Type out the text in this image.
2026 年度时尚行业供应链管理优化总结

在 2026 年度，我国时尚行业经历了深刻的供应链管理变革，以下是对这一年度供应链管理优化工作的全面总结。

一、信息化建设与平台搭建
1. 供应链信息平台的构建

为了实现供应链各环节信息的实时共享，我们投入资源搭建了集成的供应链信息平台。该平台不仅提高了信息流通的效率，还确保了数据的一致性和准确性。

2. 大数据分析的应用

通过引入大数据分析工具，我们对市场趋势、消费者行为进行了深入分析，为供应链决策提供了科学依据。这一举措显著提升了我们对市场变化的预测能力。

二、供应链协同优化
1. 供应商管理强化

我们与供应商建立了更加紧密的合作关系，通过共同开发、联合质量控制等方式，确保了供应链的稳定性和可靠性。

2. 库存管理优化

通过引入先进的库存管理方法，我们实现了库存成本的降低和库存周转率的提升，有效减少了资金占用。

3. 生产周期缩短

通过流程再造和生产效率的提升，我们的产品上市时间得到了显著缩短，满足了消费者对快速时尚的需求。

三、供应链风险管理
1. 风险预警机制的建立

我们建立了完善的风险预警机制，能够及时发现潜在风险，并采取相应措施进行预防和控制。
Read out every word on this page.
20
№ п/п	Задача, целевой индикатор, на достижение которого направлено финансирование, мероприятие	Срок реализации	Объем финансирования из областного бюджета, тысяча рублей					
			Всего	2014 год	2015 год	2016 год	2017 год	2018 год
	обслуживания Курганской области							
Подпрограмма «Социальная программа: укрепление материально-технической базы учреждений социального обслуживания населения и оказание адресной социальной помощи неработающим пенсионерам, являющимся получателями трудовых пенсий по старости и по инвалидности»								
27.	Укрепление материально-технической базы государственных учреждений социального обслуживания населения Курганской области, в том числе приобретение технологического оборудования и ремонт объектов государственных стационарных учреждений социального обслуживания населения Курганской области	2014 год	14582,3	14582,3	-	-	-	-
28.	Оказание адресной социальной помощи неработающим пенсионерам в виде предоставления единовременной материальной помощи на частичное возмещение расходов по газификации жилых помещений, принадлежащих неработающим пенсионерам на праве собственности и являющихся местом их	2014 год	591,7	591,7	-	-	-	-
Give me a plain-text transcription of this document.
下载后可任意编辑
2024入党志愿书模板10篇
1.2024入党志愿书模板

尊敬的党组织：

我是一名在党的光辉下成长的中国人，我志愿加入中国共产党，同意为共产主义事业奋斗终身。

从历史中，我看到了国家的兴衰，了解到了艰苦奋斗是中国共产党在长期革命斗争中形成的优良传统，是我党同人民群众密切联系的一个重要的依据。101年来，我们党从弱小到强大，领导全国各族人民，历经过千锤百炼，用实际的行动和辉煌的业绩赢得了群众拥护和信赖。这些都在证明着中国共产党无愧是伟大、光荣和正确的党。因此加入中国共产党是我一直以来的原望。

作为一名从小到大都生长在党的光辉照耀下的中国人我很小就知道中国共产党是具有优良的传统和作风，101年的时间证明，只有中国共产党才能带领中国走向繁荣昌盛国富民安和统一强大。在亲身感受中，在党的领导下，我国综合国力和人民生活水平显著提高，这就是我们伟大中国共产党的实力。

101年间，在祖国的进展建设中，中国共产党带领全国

------------------------------------------------------------

» WHAT THE TASK REQUIRES
Using the material above, copy every line in which the string "Курганской" occurs.

» SOLUTION FOR THIS EXERCISE
	обслуживания Курганской области							
27.	Укрепление материально-технической базы государственных учреждений социального обслуживания населения Курганской области, в том числе приобретение технологического оборудования и ремонт объектов государственных стационарных учреждений социального обслуживания населения Курганской области	2014 год	14582,3	14582,3	-	-	-	-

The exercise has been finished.